"""
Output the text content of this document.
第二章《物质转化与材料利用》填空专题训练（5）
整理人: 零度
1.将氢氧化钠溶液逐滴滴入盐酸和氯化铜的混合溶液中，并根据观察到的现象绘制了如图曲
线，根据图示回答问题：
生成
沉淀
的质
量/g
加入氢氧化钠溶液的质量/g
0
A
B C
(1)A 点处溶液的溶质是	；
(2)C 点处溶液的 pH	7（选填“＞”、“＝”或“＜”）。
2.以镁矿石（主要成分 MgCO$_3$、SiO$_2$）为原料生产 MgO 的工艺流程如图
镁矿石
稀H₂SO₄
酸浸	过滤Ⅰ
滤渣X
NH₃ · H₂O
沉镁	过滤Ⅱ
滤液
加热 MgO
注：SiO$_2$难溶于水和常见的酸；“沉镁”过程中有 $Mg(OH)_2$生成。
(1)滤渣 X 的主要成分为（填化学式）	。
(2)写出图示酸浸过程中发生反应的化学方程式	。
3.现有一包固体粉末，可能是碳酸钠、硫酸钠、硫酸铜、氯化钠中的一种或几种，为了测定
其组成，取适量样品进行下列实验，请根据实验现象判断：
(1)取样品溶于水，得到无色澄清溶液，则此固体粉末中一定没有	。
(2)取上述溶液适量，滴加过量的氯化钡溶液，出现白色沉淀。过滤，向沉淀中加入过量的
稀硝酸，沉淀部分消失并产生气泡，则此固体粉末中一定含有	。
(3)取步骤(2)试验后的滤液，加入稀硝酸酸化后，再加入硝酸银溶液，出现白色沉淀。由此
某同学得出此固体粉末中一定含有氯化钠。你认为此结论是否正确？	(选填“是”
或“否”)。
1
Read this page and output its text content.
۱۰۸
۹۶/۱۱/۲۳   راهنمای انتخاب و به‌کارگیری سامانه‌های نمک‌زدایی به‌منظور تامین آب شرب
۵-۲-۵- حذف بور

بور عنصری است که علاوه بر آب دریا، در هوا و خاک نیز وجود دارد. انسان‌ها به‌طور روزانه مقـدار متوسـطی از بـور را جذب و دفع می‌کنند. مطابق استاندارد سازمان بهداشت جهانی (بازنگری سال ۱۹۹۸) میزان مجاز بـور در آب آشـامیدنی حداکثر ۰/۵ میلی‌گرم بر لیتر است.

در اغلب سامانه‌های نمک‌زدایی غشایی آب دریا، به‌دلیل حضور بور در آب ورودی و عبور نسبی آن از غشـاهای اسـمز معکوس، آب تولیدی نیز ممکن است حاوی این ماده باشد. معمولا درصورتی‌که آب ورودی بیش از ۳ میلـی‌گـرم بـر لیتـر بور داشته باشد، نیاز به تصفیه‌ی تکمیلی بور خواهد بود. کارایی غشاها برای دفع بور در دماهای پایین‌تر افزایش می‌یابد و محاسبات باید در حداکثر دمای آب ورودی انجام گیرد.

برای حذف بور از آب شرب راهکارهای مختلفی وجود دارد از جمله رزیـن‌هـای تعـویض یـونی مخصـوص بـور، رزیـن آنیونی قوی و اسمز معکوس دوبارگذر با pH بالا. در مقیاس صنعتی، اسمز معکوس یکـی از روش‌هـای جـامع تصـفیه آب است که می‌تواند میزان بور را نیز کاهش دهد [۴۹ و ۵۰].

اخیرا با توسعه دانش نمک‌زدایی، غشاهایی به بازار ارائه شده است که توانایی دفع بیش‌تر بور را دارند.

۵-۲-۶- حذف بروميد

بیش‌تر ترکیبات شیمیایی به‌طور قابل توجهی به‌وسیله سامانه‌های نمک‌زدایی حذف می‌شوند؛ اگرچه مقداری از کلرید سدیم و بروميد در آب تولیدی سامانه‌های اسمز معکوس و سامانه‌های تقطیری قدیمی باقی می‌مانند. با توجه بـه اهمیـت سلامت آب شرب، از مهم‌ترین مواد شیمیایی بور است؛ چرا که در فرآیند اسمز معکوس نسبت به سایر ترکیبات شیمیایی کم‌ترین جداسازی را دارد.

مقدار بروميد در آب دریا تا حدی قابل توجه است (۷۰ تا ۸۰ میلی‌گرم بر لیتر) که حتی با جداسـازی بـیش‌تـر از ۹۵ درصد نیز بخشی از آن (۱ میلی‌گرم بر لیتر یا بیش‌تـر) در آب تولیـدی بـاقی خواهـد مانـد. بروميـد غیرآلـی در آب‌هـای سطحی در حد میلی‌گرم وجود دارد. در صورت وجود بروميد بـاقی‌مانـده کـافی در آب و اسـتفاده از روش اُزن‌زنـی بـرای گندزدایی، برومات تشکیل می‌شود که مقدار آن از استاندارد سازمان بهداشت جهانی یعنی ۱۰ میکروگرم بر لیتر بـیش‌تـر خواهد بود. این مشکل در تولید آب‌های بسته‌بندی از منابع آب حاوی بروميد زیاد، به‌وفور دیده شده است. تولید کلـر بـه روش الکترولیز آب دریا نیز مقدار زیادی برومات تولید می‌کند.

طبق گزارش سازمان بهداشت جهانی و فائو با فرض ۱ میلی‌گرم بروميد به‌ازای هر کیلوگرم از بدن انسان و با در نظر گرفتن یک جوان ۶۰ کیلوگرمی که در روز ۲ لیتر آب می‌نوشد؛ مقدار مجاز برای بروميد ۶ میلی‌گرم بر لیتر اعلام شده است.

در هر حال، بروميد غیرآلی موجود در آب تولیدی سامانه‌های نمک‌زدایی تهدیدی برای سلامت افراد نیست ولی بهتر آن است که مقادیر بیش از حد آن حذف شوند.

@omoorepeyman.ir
"""
Where a line contains the string "اسمز", extract that line.

**Solution to this exercise**:
برای حذف بور از آب شرب راهکارهای مختلفی وجود دارد از جمله رزیـن‌هـای تعـویض یـونی مخصـوص بـور، رزیـن آنیونی قوی و اسمز معکوس دوبارگذر با pH بالا. در مقیاس صنعتی، اسمز معکوس یکـی از روش‌هـای جـامع تصـفیه آب است که می‌تواند میزان بور را نیز کاهش دهد [۴۹ و ۵۰].
بیش‌تر ترکیبات شیمیایی به‌طور قابل توجهی به‌وسیله سامانه‌های نمک‌زدایی حذف می‌شوند؛ اگرچه مقداری از کلرید سدیم و بروميد در آب تولیدی سامانه‌های اسمز معکوس و سامانه‌های تقطیری قدیمی باقی می‌مانند. با توجه بـه اهمیـت سلامت آب شرب، از مهم‌ترین مواد شیمیایی بور است؛ چرا که در فرآیند اسمز معکوس نسبت به سایر ترکیبات شیمیایی کم‌ترین جداسازی را دارد.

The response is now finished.